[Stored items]
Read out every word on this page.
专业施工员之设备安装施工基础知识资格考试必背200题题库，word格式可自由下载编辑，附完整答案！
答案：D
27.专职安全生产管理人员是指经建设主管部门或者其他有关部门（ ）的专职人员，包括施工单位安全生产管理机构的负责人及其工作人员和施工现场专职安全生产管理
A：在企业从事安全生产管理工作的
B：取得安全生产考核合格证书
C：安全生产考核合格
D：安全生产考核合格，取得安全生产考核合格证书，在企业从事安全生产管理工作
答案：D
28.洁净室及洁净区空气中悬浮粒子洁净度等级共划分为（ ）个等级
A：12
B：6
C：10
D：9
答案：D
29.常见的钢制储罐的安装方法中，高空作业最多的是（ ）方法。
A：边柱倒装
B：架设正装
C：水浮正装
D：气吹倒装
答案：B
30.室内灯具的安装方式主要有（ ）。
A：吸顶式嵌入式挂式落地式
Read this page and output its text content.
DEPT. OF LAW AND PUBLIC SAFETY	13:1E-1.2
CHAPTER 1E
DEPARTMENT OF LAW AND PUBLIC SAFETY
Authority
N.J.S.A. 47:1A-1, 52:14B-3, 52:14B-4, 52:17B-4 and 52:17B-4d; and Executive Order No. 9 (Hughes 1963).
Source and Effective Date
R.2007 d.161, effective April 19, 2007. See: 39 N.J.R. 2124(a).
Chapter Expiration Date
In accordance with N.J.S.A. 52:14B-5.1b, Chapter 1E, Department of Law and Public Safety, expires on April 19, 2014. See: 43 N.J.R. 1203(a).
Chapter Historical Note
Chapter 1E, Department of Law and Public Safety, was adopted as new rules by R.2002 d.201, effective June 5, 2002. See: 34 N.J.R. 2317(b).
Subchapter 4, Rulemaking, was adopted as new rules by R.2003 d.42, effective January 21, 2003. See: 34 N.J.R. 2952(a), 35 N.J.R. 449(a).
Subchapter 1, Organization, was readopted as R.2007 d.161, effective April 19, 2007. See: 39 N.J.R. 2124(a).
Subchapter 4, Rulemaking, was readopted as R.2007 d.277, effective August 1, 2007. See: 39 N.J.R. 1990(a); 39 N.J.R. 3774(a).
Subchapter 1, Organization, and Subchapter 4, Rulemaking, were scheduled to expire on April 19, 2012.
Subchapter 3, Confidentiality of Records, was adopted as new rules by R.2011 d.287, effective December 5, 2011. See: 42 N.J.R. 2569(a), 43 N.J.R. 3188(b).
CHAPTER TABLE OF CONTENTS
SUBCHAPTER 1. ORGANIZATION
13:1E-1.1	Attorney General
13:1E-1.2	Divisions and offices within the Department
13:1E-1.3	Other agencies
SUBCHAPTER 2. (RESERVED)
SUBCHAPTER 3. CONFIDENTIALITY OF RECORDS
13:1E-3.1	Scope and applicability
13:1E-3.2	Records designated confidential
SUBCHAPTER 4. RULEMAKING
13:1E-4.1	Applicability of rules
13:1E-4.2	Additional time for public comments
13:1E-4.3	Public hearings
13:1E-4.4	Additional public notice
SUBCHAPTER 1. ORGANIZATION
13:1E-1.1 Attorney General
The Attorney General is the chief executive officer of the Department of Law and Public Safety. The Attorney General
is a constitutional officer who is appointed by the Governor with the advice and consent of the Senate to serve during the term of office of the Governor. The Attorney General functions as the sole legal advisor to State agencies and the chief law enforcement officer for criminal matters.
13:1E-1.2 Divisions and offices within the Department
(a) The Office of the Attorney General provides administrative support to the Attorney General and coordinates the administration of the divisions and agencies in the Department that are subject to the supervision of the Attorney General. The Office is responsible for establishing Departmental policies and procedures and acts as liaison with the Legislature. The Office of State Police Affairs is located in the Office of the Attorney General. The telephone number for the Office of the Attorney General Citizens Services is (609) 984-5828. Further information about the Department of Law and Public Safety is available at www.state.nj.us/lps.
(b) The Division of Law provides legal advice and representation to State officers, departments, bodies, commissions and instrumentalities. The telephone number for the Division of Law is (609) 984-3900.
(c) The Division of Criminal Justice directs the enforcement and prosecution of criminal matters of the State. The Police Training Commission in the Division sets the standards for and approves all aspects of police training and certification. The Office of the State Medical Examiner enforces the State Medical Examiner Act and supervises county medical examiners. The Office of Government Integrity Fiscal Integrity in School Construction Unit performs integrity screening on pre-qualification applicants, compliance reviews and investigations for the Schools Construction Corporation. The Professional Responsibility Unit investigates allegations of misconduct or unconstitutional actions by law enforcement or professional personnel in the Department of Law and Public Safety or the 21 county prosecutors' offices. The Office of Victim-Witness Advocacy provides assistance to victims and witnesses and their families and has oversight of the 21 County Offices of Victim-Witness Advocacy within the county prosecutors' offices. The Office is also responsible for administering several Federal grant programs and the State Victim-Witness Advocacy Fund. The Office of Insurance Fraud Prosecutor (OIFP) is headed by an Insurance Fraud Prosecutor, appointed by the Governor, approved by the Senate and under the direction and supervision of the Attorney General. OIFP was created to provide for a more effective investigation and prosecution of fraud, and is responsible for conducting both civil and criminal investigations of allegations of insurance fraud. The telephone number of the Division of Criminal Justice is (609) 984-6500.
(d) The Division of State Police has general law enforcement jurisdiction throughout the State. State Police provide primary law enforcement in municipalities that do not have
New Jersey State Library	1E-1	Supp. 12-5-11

GIVEN TASK: Establish how many lines of the material above hold the word "April". Nothing but the count should be returned.

WRITTEN ANSWER: 4